→ Short problem
Rewrite the data from its beginning through the line containing "The levers 29 is at (278, 433).", swapping "axial view" for "end view" and changing nothing else. Leave the pictures out of your answer.

→ Collected data entries
============================================================

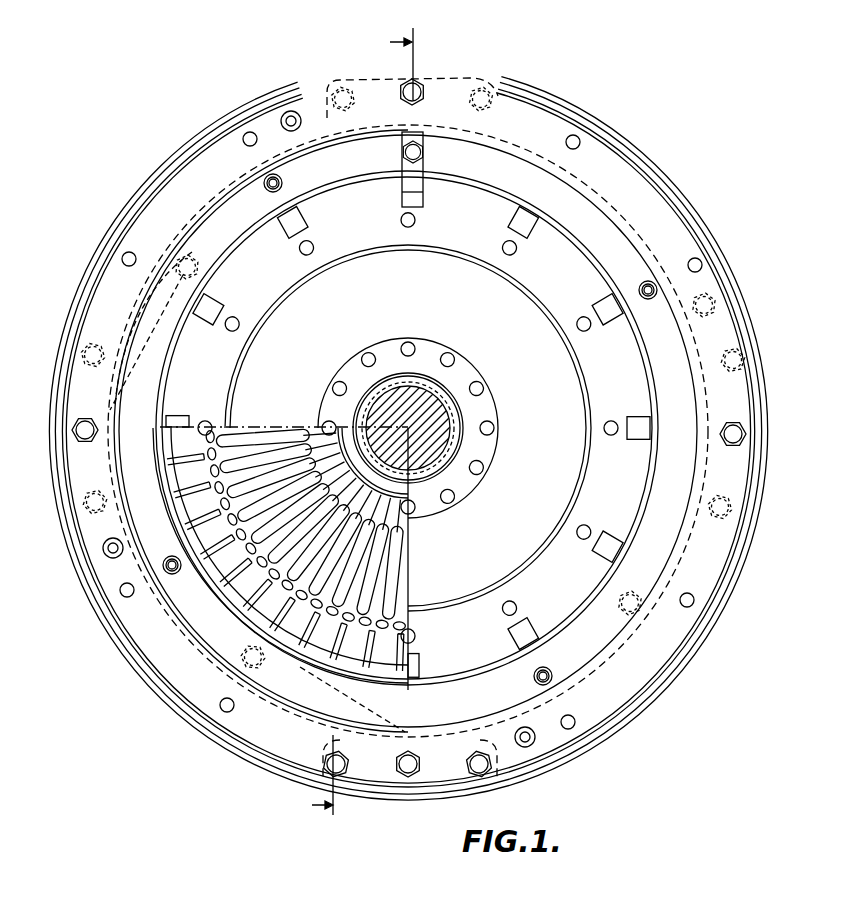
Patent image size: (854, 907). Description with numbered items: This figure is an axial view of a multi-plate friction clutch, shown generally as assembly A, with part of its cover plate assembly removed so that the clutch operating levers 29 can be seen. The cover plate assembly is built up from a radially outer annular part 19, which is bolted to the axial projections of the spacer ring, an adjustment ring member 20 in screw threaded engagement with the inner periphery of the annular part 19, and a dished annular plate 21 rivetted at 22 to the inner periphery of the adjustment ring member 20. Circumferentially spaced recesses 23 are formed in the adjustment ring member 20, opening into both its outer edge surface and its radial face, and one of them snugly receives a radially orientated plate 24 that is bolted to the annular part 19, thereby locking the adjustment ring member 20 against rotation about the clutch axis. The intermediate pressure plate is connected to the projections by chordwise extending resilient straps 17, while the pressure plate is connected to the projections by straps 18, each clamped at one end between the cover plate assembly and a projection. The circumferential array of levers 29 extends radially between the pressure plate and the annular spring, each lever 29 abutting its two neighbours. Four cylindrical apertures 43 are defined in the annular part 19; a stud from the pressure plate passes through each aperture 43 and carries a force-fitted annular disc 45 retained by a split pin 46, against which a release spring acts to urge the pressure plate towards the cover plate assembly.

The straps 17 is at (358, 100).
The straps 18 is at (452, 98).
The radially outer annular part 19 is at (540, 118).
The adjustment ring member 20 is at (570, 246).
The dished annular plate 21 is at (558, 392).
The rivets 22 is at (236, 320).
The recesses 23 is at (512, 233).
The radially orientated plate 24 is at (413, 164).
The levers 29 is at (278, 433).
The cylindrical apertures 43 is at (283, 178).
The annular disc 45 is at (266, 180).
The split pin 46 is at (270, 191).
The clutch assembly A is at (674, 160).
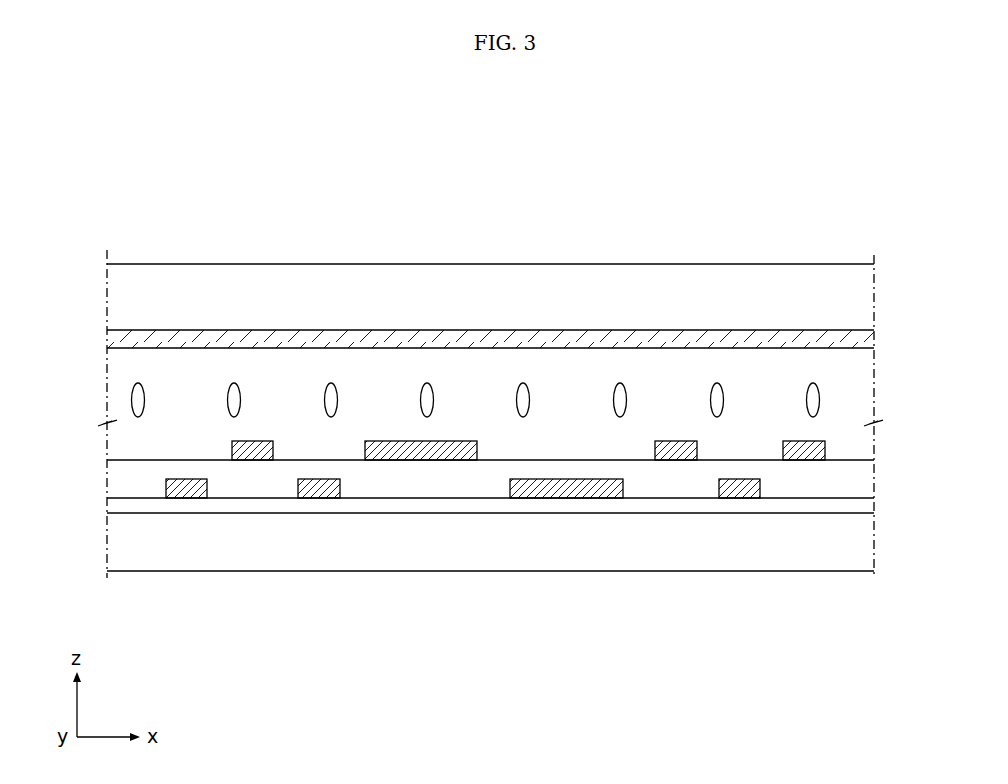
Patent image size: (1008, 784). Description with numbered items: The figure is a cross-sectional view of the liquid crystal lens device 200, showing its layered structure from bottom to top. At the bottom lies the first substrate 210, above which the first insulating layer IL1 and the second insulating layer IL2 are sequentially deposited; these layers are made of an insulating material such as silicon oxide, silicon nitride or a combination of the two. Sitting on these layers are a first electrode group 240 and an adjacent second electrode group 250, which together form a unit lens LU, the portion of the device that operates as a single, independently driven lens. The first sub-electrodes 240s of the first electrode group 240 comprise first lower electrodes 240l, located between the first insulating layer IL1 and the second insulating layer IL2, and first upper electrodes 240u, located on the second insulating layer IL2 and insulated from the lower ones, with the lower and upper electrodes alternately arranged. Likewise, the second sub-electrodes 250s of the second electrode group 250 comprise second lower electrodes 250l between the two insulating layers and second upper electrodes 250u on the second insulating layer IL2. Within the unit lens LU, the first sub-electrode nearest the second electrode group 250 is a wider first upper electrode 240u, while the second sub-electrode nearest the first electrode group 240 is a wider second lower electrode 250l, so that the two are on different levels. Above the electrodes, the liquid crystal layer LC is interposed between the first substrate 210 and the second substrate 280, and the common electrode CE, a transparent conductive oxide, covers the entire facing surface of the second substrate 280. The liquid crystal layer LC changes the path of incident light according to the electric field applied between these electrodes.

The liquid crystal lens device 200 is at (850, 203).
The second substrate 280 is at (117, 300).
The common electrode CE is at (117, 339).
The liquid crystal layer LC is at (117, 392).
The second insulating layer IL2 is at (117, 472).
The first insulating layer IL1 is at (117, 505).
The first substrate 210 is at (117, 545).
The first lower electrodes 240l is at (320, 490).
The first upper electrodes 240u is at (258, 450).
The second lower electrodes 250l is at (745, 490).
The second upper electrodes 250u is at (673, 450).
The first sub-electrodes 240s is at (395, 203).
The second sub-electrodes 250s is at (795, 203).
The first electrode group 240 is at (163, 521).
The second electrode group 250 is at (823, 521).
The unit lens LU is at (562, 639).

============================================================

→ The completed task
Patent image size: (854, 907). Description with numbered items: This figure is an end view of a multi-plate friction clutch, shown generally as assembly A, with part of its cover plate assembly removed so that the clutch operating levers 29 can be seen. The cover plate assembly is built up from a radially outer annular part 19, which is bolted to the axial projections of the spacer ring, an adjustment ring member 20 in screw threaded engagement with the inner periphery of the annular part 19, and a dished annular plate 21 rivetted at 22 to the inner periphery of the adjustment ring member 20. Circumferentially spaced recesses 23 are formed in the adjustment ring member 20, opening into both its outer edge surface and its radial face, and one of them snugly receives a radially orientated plate 24 that is bolted to the annular part 19, thereby locking the adjustment ring member 20 against rotation about the clutch axis. The intermediate pressure plate is connected to the projections by chordwise extending resilient straps 17, while the pressure plate is connected to the projections by straps 18, each clamped at one end between the cover plate assembly and a projection. The circumferential array of levers 29 extends radially between the pressure plate and the annular spring, each lever 29 abutting its two neighbours. Four cylindrical apertures 43 are defined in the annular part 19; a stud from the pressure plate passes through each aperture 43 and carries a force-fitted annular disc 45 retained by a split pin 46, against which a release spring acts to urge the pressure plate towards the cover plate assembly.

The straps 17 is at (358, 100).
The straps 18 is at (452, 98).
The radially outer annular part 19 is at (540, 118).
The adjustment ring member 20 is at (570, 246).
The dished annular plate 21 is at (558, 392).
The rivets 22 is at (236, 320).
The recesses 23 is at (512, 233).
The radially orientated plate 24 is at (413, 164).
The levers 29 is at (278, 433).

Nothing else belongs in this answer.